What follows is a set of entries. Give them again exactly, without the pictures.

#### Given records

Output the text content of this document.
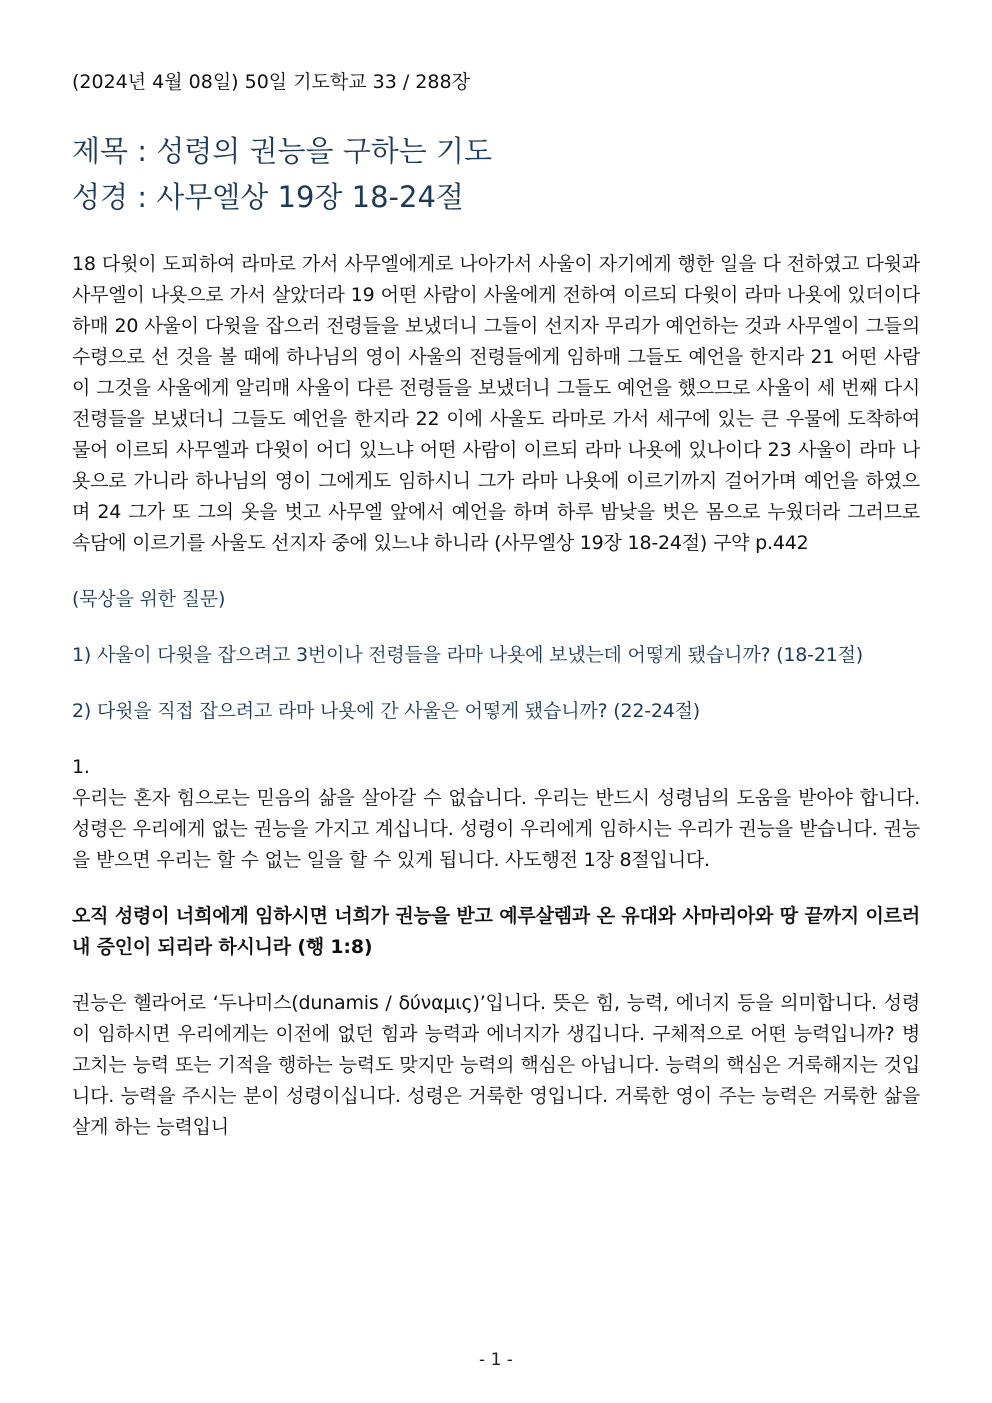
(2024년 4월 08일) 50일 기도학교 33 / 288장
제목 : 성령의 권능을 구하는 기도
성경 : 사무엘상 19장 18-24절

18 다윗이 도피하여 라마로 가서 사무엘에게로 나아가서 사울이 자기에게 행한 일을 다 전하였고 다윗과 사무엘이 나욧으로 가서 살았더라 19 어떤 사람이 사울에게 전하여 이르되 다윗이 라마 나욧에 있더이다 하매 20 사울이 다윗을 잡으러 전령들을 보냈더니 그들이 선지자 무리가 예언하는 것과 사무엘이 그들의 수령으로 선 것을 볼 때에 하나님의 영이 사울의 전령들에게 임하매 그들도 예언을 한지라 21 어떤 사람이 그것을 사울에게 알리매 사울이 다른 전령들을 보냈더니 그들도 예언을 했으므로 사울이 세 번째 다시 전령들을 보냈더니 그들도 예언을 한지라 22 이에 사울도 라마로 가서 세구에 있는 큰 우물에 도착하여 물어 이르되 사무엘과 다윗이 어디 있느냐 어떤 사람이 이르되 라마 나욧에 있나이다 23 사울이 라마 나욧으로 가니라 하나님의 영이 그에게도 임하시니 그가 라마 나욧에 이르기까지 걸어가며 예언을 하였으며 24 그가 또 그의 옷을 벗고 사무엘 앞에서 예언을 하며 하루 밤낮을 벗은 몸으로 누웠더라 그러므로 속담에 이르기를 사울도 선지자 중에 있느냐 하니라 (사무엘상 19장 18-24절) 구약 p.442

(묵상을 위한 질문)

1) 사울이 다윗을 잡으려고 3번이나 전령들을 라마 나욧에 보냈는데 어떻게 됐습니까? (18-21절)

2) 다윗을 직접 잡으려고 라마 나욧에 간 사울은 어떻게 됐습니까? (22-24절)

1.

우리는 혼자 힘으로는 믿음의 삶을 살아갈 수 없습니다. 우리는 반드시 성령님의 도움을 받아야 합니다. 성령은 우리에게 없는 권능을 가지고 계십니다. 성령이 우리에게 임하시는 우리가 권능을 받습니다. 권능을 받으면 우리는 할 수 없는 일을 할 수 있게 됩니다. 사도행전 1장 8절입니다.

오직 성령이 너희에게 임하시면 너희가 권능을 받고 예루살렘과 온 유대와 사마리아와 땅 끝까지 이르러 내 증인이 되리라 하시니라 (행 1:8)

권능은 헬라어로 ‘두나미스(dunamis / δύναμις)’입니다. 뜻은 힘, 능력, 에너지 등을 의미합니다. 성령이 임하시면 우리에게는 이전에 없던 힘과 능력과 에너지가 생깁니다. 구체적으로 어떤 능력입니까? 병 고치는 능력 또는 기적을 행하는 능력도 맞지만 능력의 핵심은 아닙니다. 능력의 핵심은 거룩해지는 것입니다. 능력을 주시는 분이 성령이십니다. 성령은 거룩한 영입니다. 거룩한 영이 주는 능력은 거룩한 삶을 살게 하는 능력입니

- 1 -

########

» The response:
Output the text content of this document.
(2024년 4월 08일) 50일 기도학교 33 / 288장
제목 : 성령의 권능을 구하는 기도
성경 : 사무엘상 19장 18-24절

18 다윗이 도피하여 라마로 가서 사무엘에게로 나아가서 사울이 자기에게 행한 일을 다 전하였고 다윗과 사무엘이 나욧으로 가서 살았더라 19 어떤 사람이 사울에게 전하여 이르되 다윗이 라마 나욧에 있더이다 하매 20 사울이 다윗을 잡으러 전령들을 보냈더니 그들이 선지자 무리가 예언하는 것과 사무엘이 그들의 수령으로 선 것을 볼 때에 하나님의 영이 사울의 전령들에게 임하매 그들도 예언을 한지라 21 어떤 사람이 그것을 사울에게 알리매 사울이 다른 전령들을 보냈더니 그들도 예언을 했으므로 사울이 세 번째 다시 전령들을 보냈더니 그들도 예언을 한지라 22 이에 사울도 라마로 가서 세구에 있는 큰 우물에 도착하여 물어 이르되 사무엘과 다윗이 어디 있느냐 어떤 사람이 이르되 라마 나욧에 있나이다 23 사울이 라마 나욧으로 가니라 하나님의 영이 그에게도 임하시니 그가 라마 나욧에 이르기까지 걸어가며 예언을 하였으며 24 그가 또 그의 옷을 벗고 사무엘 앞에서 예언을 하며 하루 밤낮을 벗은 몸으로 누웠더라 그러므로 속담에 이르기를 사울도 선지자 중에 있느냐 하니라 (사무엘상 19장 18-24절) 구약 p.442

(묵상을 위한 질문)

1) 사울이 다윗을 잡으려고 3번이나 전령들을 라마 나욧에 보냈는데 어떻게 됐습니까? (18-21절)

2) 다윗을 직접 잡으려고 라마 나욧에 간 사울은 어떻게 됐습니까? (22-24절)

1.

우리는 혼자 힘으로는 믿음의 삶을 살아갈 수 없습니다. 우리는 반드시 성령님의 도움을 받아야 합니다. 성령은 우리에게 없는 권능을 가지고 계십니다. 성령이 우리에게 임하시는 우리가 권능을 받습니다. 권능을 받으면 우리는 할 수 없는 일을 할 수 있게 됩니다. 사도행전 1장 8절입니다.

오직 성령이 너희에게 임하시면 너희가 권능을 받고 예루살렘과 온 유대와 사마리아와 땅 끝까지 이르러 내 증인이 되리라 하시니라 (행 1:8)

권능은 헬라어로 ‘두나미스(dunamis / δύναμις)’입니다. 뜻은 힘, 능력, 에너지 등을 의미합니다. 성령이 임하시면 우리에게는 이전에 없던 힘과 능력과 에너지가 생깁니다. 구체적으로 어떤 능력입니까? 병 고치는 능력 또는 기적을 행하는 능력도 맞지만 능력의 핵심은 아닙니다. 능력의 핵심은 거룩해지는 것입니다. 능력을 주시는 분이 성령이십니다. 성령은 거룩한 영입니다. 거룩한 영이 주는 능력은 거룩한 삶을 살게 하는 능력입니

- 1 -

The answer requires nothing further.